* **EXERCISE DETAILS**: Leave out any pictures and transcribe all other data below exactly.

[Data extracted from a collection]
##########
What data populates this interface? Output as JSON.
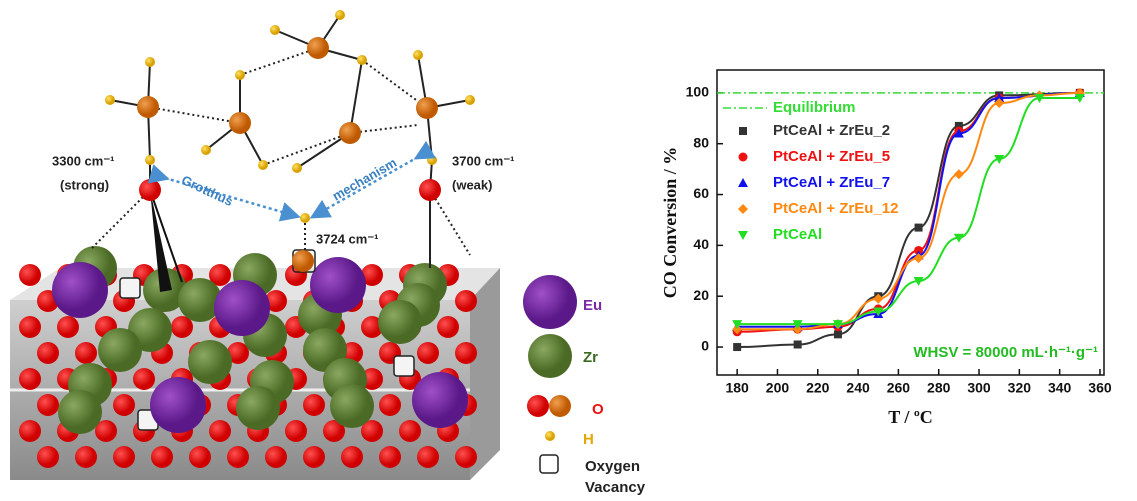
{
  "diagram": {
    "labels": [
      "3300 cm⁻¹",
      "(strong)",
      "3700 cm⁻¹",
      "(weak)",
      "3724 cm⁻¹",
      "Grotthus",
      "mechanism"
    ],
    "legend": [
      "Eu",
      "Zr",
      "O",
      "H",
      "Oxygen",
      "Vacancy"
    ]
  },
  "chart_data": {
    "type": "scatter",
    "x_label": "T / ºC",
    "y_label": "CO Conversion / %",
    "xlim": [
      170,
      362
    ],
    "ylim": [
      -11,
      109
    ],
    "xticks": [
      180,
      200,
      220,
      240,
      260,
      280,
      300,
      320,
      340,
      360
    ],
    "yticks": [
      0,
      20,
      40,
      60,
      80,
      100
    ],
    "reference_line": {
      "name": "Equilibrium",
      "value": 100,
      "color": "#33dd33"
    },
    "annotation": "WHSV = 80000 mL·h⁻¹·g⁻¹",
    "annotation_color": "#22bb22",
    "series": [
      {
        "name": "PtCeAl + ZrEu_2",
        "color": "#333333",
        "marker": "square",
        "x": [
          180,
          210,
          230,
          250,
          270,
          290,
          310,
          350
        ],
        "values": [
          0,
          1,
          5,
          20,
          47,
          87,
          99,
          100
        ]
      },
      {
        "name": "PtCeAl + ZrEu_5",
        "color": "#ee1111",
        "marker": "circle",
        "x": [
          180,
          210,
          230,
          250,
          270,
          290,
          310,
          350
        ],
        "values": [
          6,
          7,
          8,
          15,
          38,
          85,
          98,
          100
        ]
      },
      {
        "name": "PtCeAl + ZrEu_7",
        "color": "#1111ee",
        "marker": "triangle-up",
        "x": [
          180,
          210,
          230,
          250,
          270,
          290,
          310,
          350
        ],
        "values": [
          8,
          8,
          9,
          13,
          36,
          84,
          98,
          100
        ]
      },
      {
        "name": "PtCeAl + ZrEu_12",
        "color": "#ff8811",
        "marker": "diamond",
        "x": [
          180,
          210,
          230,
          250,
          270,
          290,
          310,
          330,
          350
        ],
        "values": [
          7,
          7,
          9,
          19,
          35,
          68,
          96,
          99,
          100
        ]
      },
      {
        "name": "PtCeAl",
        "color": "#22dd22",
        "marker": "triangle-down",
        "x": [
          180,
          210,
          230,
          250,
          270,
          290,
          310,
          330,
          350
        ],
        "values": [
          9,
          9,
          9,
          14,
          26,
          43,
          74,
          98,
          98
        ]
      }
    ]
  }
}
##########
* **SOLUTION TO THE PROBLEM**:
What data populates this interface? Output as JSON.
{
  "diagram": {
    "labels": [
      "3300 cm⁻¹",
      "(strong)",
      "3700 cm⁻¹",
      "(weak)",
      "3724 cm⁻¹",
      "Grotthus",
      "mechanism"
    ],
    "legend": [
      "Eu",
      "Zr",
      "O",
      "H",
      "Oxygen",
      "Vacancy"
    ]
  },
  "chart_data": {
    "type": "scatter",
    "x_label": "T / ºC",
    "y_label": "CO Conversion / %",
    "xlim": [
      170,
      362
    ],
    "ylim": [
      -11,
      109
    ],
    "xticks": [
      180,
      200,
      220,
      240,
      260,
      280,
      300,
      320,
      340,
      360
    ],
    "yticks": [
      0,
      20,
      40,
      60,
      80,
      100
    ],
    "reference_line": {
      "name": "Equilibrium",
      "value": 100,
      "color": "#33dd33"
    },
    "annotation": "WHSV = 80000 mL·h⁻¹·g⁻¹",
    "annotation_color": "#22bb22",
    "series": [
      {
        "name": "PtCeAl + ZrEu_2",
        "color": "#333333",
        "marker": "square",
        "x": [
          180,
          210,
          230,
          250,
          270,
          290,
          310,
          350
        ],
        "values": [
          0,
          1,
          5,
          20,
          47,
          87,
          99,
          100
        ]
      },
      {
        "name": "PtCeAl + ZrEu_5",
        "color": "#ee1111",
        "marker": "circle",
        "x": [
          180,
          210,
          230,
          250,
          270,
          290,
          310,
          350
        ],
        "values": [
          6,
          7,
          8,
          15,
          38,
          85,
          98,
          100
        ]
      },
      {
        "name": "PtCeAl + ZrEu_7",
        "color": "#1111ee",
        "marker": "triangle-up",
        "x": [
          180,
          210,
          230,
          250,
          270,
          290,
          310,
          350
        ],
        "values": [
          8,
          8,
          9,
          13,
          36,
          84,
          98,
          100
        ]
      },
      {
        "name": "PtCeAl + ZrEu_12",
        "color": "#ff8811",
        "marker": "diamond",
        "x": [
          180,
          210,
          230,
          250,
          270,
          290,
          310,
          330,
          350
        ],
        "values": [
          7,
          7,
          9,
          19,
          35,
          68,
          96,
          99,
          100
        ]
      },
      {
        "name": "PtCeAl",
        "color": "#22dd22",
        "marker": "triangle-down",
        "x": [
          180,
          210,
          230,
          250,
          270,
          290,
          310,
          330,
          350
        ],
        "values": [
          9,
          9,
          9,
          14,
          26,
          43,
          74,
          98,
          98
        ]
      }
    ]
  }
}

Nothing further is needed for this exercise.